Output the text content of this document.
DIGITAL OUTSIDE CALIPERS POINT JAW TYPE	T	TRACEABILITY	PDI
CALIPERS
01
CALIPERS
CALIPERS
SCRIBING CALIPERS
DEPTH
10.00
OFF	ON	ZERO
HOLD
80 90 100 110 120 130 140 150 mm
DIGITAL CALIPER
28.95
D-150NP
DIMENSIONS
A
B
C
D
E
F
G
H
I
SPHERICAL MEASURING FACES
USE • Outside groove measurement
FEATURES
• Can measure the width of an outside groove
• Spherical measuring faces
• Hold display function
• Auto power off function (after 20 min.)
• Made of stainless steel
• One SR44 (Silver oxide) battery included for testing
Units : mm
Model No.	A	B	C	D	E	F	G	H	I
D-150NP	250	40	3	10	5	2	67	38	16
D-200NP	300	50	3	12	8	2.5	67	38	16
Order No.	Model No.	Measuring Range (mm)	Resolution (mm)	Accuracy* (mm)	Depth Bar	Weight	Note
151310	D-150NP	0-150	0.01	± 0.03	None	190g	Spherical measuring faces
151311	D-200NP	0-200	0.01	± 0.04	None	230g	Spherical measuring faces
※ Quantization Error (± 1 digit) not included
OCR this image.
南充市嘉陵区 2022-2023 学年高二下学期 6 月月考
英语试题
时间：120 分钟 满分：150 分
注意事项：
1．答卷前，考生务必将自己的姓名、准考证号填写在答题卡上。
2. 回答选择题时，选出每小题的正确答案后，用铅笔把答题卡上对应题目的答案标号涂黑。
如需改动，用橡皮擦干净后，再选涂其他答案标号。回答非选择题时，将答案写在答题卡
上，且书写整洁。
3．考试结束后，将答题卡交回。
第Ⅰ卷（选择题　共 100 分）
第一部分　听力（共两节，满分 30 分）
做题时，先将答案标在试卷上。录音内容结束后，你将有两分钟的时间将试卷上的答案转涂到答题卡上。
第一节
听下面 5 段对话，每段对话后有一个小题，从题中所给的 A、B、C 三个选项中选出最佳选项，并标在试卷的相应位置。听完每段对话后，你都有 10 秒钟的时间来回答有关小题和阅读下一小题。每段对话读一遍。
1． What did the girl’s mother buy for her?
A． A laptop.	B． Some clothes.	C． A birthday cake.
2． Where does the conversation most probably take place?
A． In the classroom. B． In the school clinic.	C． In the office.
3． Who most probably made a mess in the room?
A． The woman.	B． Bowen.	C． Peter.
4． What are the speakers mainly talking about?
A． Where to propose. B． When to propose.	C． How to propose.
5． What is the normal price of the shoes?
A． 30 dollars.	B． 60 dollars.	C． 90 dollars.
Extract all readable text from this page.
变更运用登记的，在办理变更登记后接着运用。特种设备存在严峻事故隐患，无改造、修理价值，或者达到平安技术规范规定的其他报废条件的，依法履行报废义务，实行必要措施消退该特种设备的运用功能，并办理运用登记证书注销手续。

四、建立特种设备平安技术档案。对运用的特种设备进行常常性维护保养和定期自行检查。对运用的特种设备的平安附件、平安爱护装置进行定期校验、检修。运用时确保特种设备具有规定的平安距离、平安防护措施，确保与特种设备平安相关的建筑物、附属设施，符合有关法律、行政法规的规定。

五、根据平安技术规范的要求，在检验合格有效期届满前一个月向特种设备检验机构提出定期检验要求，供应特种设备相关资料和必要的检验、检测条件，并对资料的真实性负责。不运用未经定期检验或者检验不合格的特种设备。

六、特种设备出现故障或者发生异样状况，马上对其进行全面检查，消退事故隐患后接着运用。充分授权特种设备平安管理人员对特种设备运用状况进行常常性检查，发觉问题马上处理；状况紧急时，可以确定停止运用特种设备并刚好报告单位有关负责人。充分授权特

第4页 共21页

▶ GIVEN REQUEST:
In the records above, how many lines include the string "Where"? Answer with only the number.

▶ FULL ANSWER:
2